**Directions**
Set each entry down verbatim, omitting images.

**Records provided**

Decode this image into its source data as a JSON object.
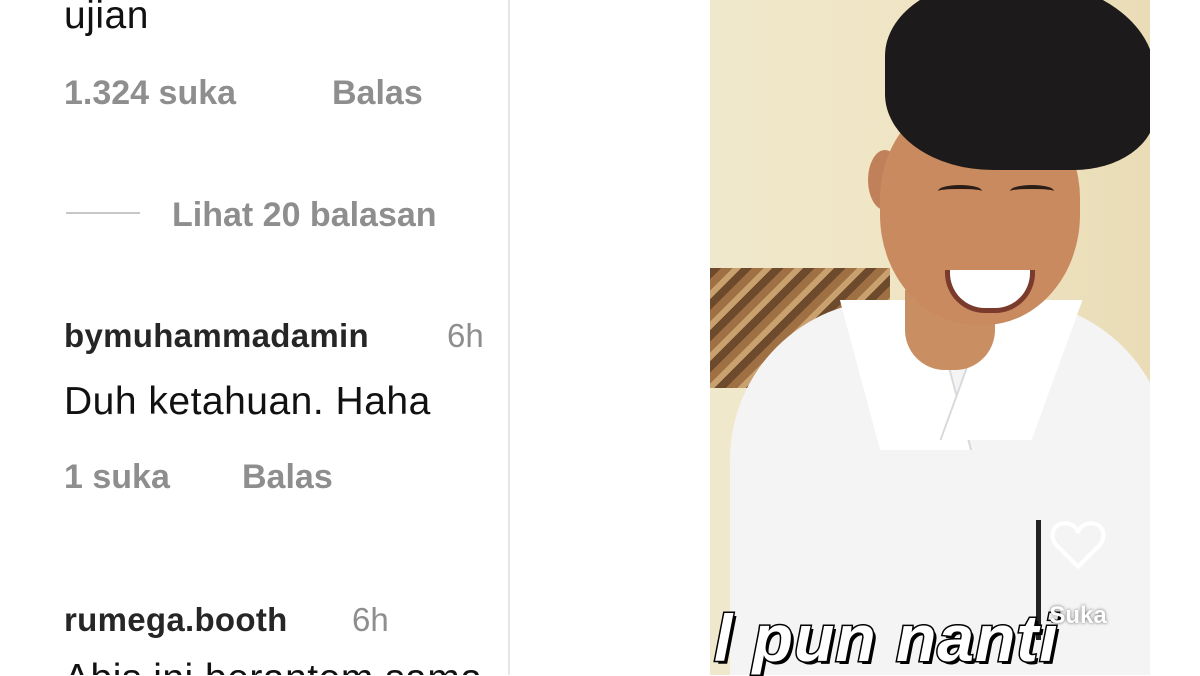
{
  "comments": [
    {
      "text": "ujian",
      "likes": "1.324 suka",
      "reply": "Balas",
      "view_replies": "Lihat 20 balasan"
    },
    {
      "username": "bymuhammadamin",
      "time": "6h",
      "text": "Duh ketahuan. Haha",
      "likes": "1 suka",
      "reply": "Balas"
    },
    {
      "username": "rumega.booth",
      "time": "6h",
      "text": "Abis ini berantem sama"
    }
  ],
  "video": {
    "caption": "l pun nanti",
    "like_label": "Suka",
    "like_icon": "heart-outline-icon"
  },
  "colors": {
    "meta_text": "#8e8e8e",
    "body_text": "#111111"
  }
}
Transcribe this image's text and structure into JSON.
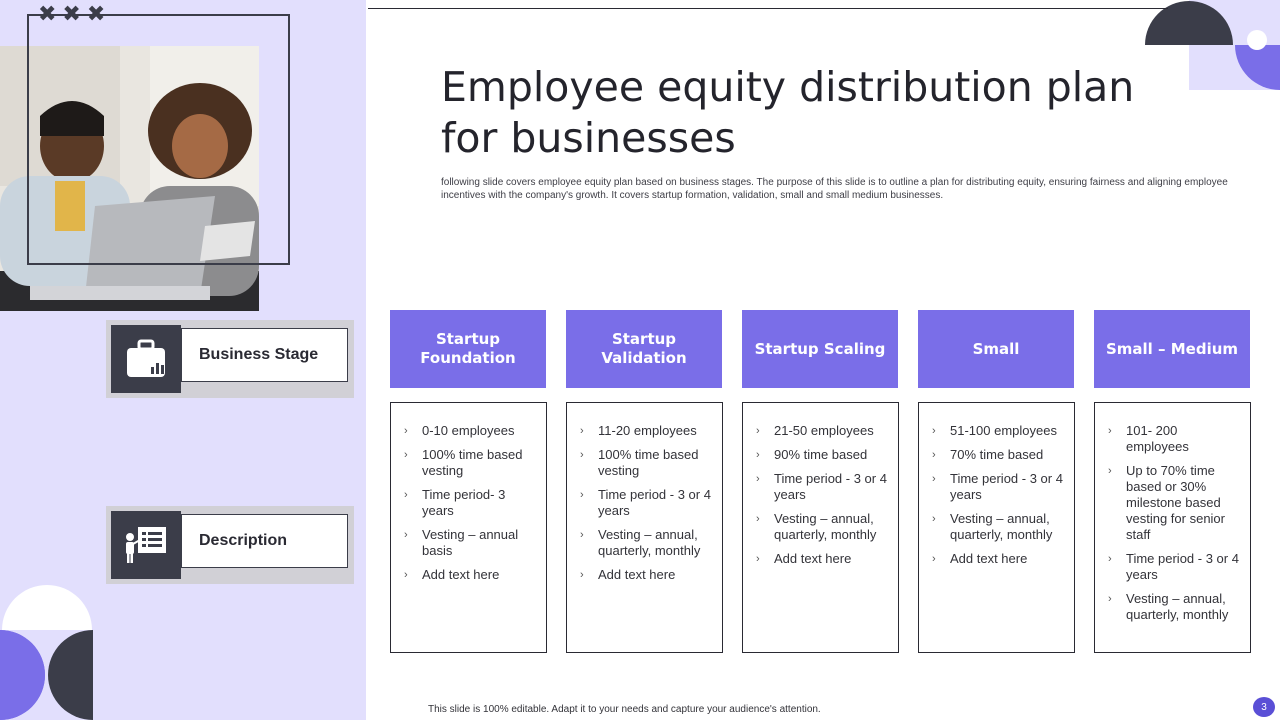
{
  "slide": {
    "title": "Employee equity distribution plan for businesses",
    "subtitle": "following slide covers employee equity plan based on business stages. The purpose of this slide is to outline a plan for distributing equity, ensuring fairness and aligning employee incentives with the company's growth. It covers startup formation, validation, small and small medium businesses.",
    "footer": "This slide is 100% editable. Adapt it to your needs and capture your audience's attention.",
    "page_number": "3"
  },
  "sidebar": {
    "business_stage_label": "Business Stage",
    "description_label": "Description",
    "icons": [
      "briefcase-chart-icon",
      "presenter-board-icon"
    ]
  },
  "columns": [
    {
      "header": "Startup Foundation",
      "items": [
        "0-10 employees",
        "100% time based vesting",
        "Time period- 3 years",
        "Vesting – annual basis",
        "Add text here"
      ]
    },
    {
      "header": "Startup Validation",
      "items": [
        "11-20 employees",
        "100% time based vesting",
        "Time period - 3 or 4 years",
        "Vesting – annual, quarterly, monthly",
        "Add text here"
      ]
    },
    {
      "header": "Startup Scaling",
      "items": [
        "21-50 employees",
        "90% time based",
        "Time period - 3 or 4 years",
        "Vesting – annual, quarterly, monthly",
        "Add text here"
      ]
    },
    {
      "header": "Small",
      "items": [
        "51-100 employees",
        "70% time based",
        "Time period - 3 or 4 years",
        "Vesting – annual, quarterly, monthly",
        "Add text here"
      ]
    },
    {
      "header": "Small – Medium",
      "items": [
        "101- 200 employees",
        "Up to 70% time based or 30% milestone based vesting for senior staff",
        "Time period - 3 or 4 years",
        "Vesting – annual, quarterly, monthly"
      ]
    }
  ],
  "colors": {
    "accent": "#7a6ee8",
    "panel": "#e2dffd",
    "dark": "#3b3d49"
  }
}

**Full solution**
Decode this image into its source data as a JSON object.
{
  "comments": [
    {
      "text": "ujian",
      "likes": "1.324 suka",
      "reply": "Balas",
      "view_replies": "Lihat 20 balasan"
    },
    {
      "username": "bymuhammadamin",
      "time": "6h",
      "text": "Duh ketahuan. Haha",
      "likes": "1 suka",
      "reply": "Balas"
    },
    {
      "username": "rumega.booth",
      "time": "6h",
      "text": "Abis ini berantem sama"
    }
  ],
  "video": {
    "caption": "l pun nanti",
    "like_label": "Suka",
    "like_icon": "heart-outline-icon"
  },
  "colors": {
    "meta_text": "#8e8e8e",
    "body_text": "#111111"
  }
}
Transcribe this image's text and structure into JSON.
{
  "slide": {
    "title": "Employee equity distribution plan for businesses",
    "subtitle": "following slide covers employee equity plan based on business stages. The purpose of this slide is to outline a plan for distributing equity, ensuring fairness and aligning employee incentives with the company's growth. It covers startup formation, validation, small and small medium businesses.",
    "footer": "This slide is 100% editable. Adapt it to your needs and capture your audience's attention.",
    "page_number": "3"
  },
  "sidebar": {
    "business_stage_label": "Business Stage",
    "description_label": "Description",
    "icons": [
      "briefcase-chart-icon",
      "presenter-board-icon"
    ]
  },
  "columns": [
    {
      "header": "Startup Foundation",
      "items": [
        "0-10 employees",
        "100% time based vesting",
        "Time period- 3 years",
        "Vesting – annual basis",
        "Add text here"
      ]
    },
    {
      "header": "Startup Validation",
      "items": [
        "11-20 employees",
        "100% time based vesting",
        "Time period - 3 or 4 years",
        "Vesting – annual, quarterly, monthly",
        "Add text here"
      ]
    },
    {
      "header": "Startup Scaling",
      "items": [
        "21-50 employees",
        "90% time based",
        "Time period - 3 or 4 years",
        "Vesting – annual, quarterly, monthly",
        "Add text here"
      ]
    },
    {
      "header": "Small",
      "items": [
        "51-100 employees",
        "70% time based",
        "Time period - 3 or 4 years",
        "Vesting – annual, quarterly, monthly",
        "Add text here"
      ]
    },
    {
      "header": "Small – Medium",
      "items": [
        "101- 200 employees",
        "Up to 70% time based or 30% milestone based vesting for senior staff",
        "Time period - 3 or 4 years",
        "Vesting – annual, quarterly, monthly"
      ]
    }
  ],
  "colors": {
    "accent": "#7a6ee8",
    "panel": "#e2dffd",
    "dark": "#3b3d49"
  }
}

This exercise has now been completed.